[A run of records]
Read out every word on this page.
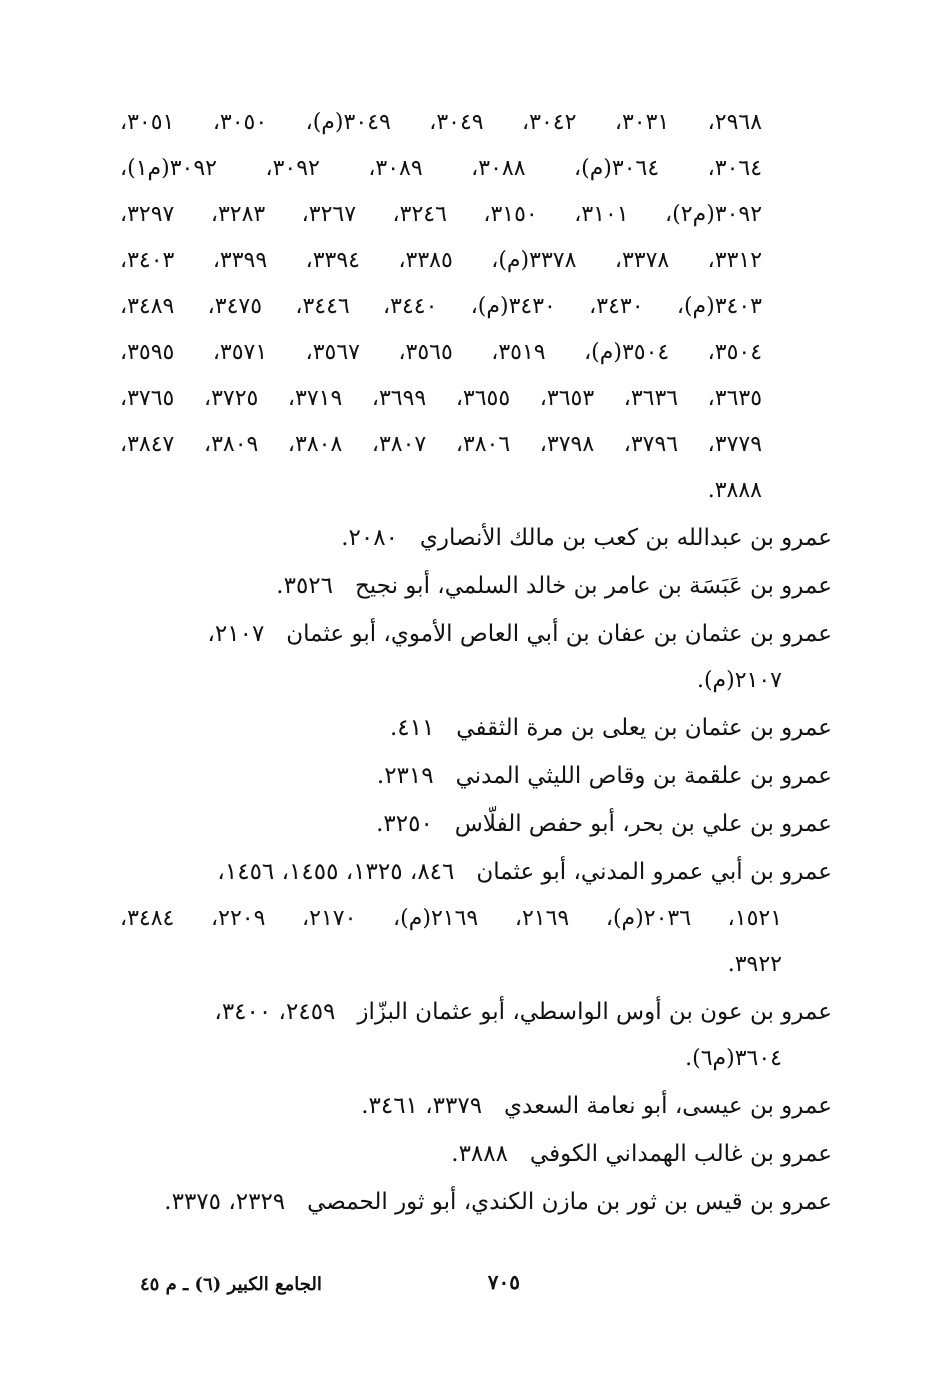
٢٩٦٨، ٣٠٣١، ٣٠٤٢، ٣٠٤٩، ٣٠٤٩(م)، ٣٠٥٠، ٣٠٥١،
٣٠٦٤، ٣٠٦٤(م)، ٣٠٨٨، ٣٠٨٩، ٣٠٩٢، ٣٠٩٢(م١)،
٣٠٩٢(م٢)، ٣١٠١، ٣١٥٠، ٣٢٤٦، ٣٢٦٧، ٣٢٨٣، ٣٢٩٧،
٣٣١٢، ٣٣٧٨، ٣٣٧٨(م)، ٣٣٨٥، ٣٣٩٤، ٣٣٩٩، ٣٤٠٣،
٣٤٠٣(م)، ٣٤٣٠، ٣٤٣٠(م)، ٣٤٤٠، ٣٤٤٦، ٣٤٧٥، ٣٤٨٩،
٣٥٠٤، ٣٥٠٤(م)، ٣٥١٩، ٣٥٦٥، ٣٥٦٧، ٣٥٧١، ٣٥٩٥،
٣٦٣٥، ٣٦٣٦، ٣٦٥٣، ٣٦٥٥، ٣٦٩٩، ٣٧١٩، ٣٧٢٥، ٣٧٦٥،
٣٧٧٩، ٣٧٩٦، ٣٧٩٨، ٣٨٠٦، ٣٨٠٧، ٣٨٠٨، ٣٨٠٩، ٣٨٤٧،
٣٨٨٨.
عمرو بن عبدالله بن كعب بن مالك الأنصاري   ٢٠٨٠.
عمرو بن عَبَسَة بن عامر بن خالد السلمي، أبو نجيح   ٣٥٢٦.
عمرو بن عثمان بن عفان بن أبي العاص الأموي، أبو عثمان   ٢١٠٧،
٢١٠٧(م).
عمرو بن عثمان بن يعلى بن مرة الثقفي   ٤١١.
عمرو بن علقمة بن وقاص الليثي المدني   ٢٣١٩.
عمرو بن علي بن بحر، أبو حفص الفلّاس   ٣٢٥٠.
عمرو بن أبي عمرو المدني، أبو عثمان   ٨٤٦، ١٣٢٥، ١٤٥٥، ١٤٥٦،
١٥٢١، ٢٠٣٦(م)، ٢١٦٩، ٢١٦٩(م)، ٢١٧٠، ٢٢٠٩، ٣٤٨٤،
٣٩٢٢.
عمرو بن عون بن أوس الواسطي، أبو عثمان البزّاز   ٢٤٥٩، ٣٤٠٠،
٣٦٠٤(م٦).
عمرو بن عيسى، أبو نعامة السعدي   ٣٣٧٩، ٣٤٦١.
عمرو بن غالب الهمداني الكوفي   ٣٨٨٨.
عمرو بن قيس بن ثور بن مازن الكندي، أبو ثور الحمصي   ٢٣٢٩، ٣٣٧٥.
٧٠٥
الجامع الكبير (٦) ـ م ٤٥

Set problem => In your copy, repeat each record exactly and include no pictures.

The completed task =>
Read out every word on this page.
٢٩٦٨، ٣٠٣١، ٣٠٤٢، ٣٠٤٩، ٣٠٤٩(م)، ٣٠٥٠، ٣٠٥١،
٣٠٦٤، ٣٠٦٤(م)، ٣٠٨٨، ٣٠٨٩، ٣٠٩٢، ٣٠٩٢(م١)،
٣٠٩٢(م٢)، ٣١٠١، ٣١٥٠، ٣٢٤٦، ٣٢٦٧، ٣٢٨٣، ٣٢٩٧،
٣٣١٢، ٣٣٧٨، ٣٣٧٨(م)، ٣٣٨٥، ٣٣٩٤، ٣٣٩٩، ٣٤٠٣،
٣٤٠٣(م)، ٣٤٣٠، ٣٤٣٠(م)، ٣٤٤٠، ٣٤٤٦، ٣٤٧٥، ٣٤٨٩،
٣٥٠٤، ٣٥٠٤(م)، ٣٥١٩، ٣٥٦٥، ٣٥٦٧، ٣٥٧١، ٣٥٩٥،
٣٦٣٥، ٣٦٣٦، ٣٦٥٣، ٣٦٥٥، ٣٦٩٩، ٣٧١٩، ٣٧٢٥، ٣٧٦٥،
٣٧٧٩، ٣٧٩٦، ٣٧٩٨، ٣٨٠٦، ٣٨٠٧، ٣٨٠٨، ٣٨٠٩، ٣٨٤٧،
٣٨٨٨.
عمرو بن عبدالله بن كعب بن مالك الأنصاري   ٢٠٨٠.
عمرو بن عَبَسَة بن عامر بن خالد السلمي، أبو نجيح   ٣٥٢٦.
عمرو بن عثمان بن عفان بن أبي العاص الأموي، أبو عثمان   ٢١٠٧،
٢١٠٧(م).
عمرو بن عثمان بن يعلى بن مرة الثقفي   ٤١١.
عمرو بن علقمة بن وقاص الليثي المدني   ٢٣١٩.
عمرو بن علي بن بحر، أبو حفص الفلّاس   ٣٢٥٠.
عمرو بن أبي عمرو المدني، أبو عثمان   ٨٤٦، ١٣٢٥، ١٤٥٥، ١٤٥٦،
١٥٢١، ٢٠٣٦(م)، ٢١٦٩، ٢١٦٩(م)، ٢١٧٠، ٢٢٠٩، ٣٤٨٤،
٣٩٢٢.
عمرو بن عون بن أوس الواسطي، أبو عثمان البزّاز   ٢٤٥٩، ٣٤٠٠،
٣٦٠٤(م٦).
عمرو بن عيسى، أبو نعامة السعدي   ٣٣٧٩، ٣٤٦١.
عمرو بن غالب الهمداني الكوفي   ٣٨٨٨.
عمرو بن قيس بن ثور بن مازن الكندي، أبو ثور الحمصي   ٢٣٢٩، ٣٣٧٥.
٧٠٥
الجامع الكبير (٦) ـ م ٤٥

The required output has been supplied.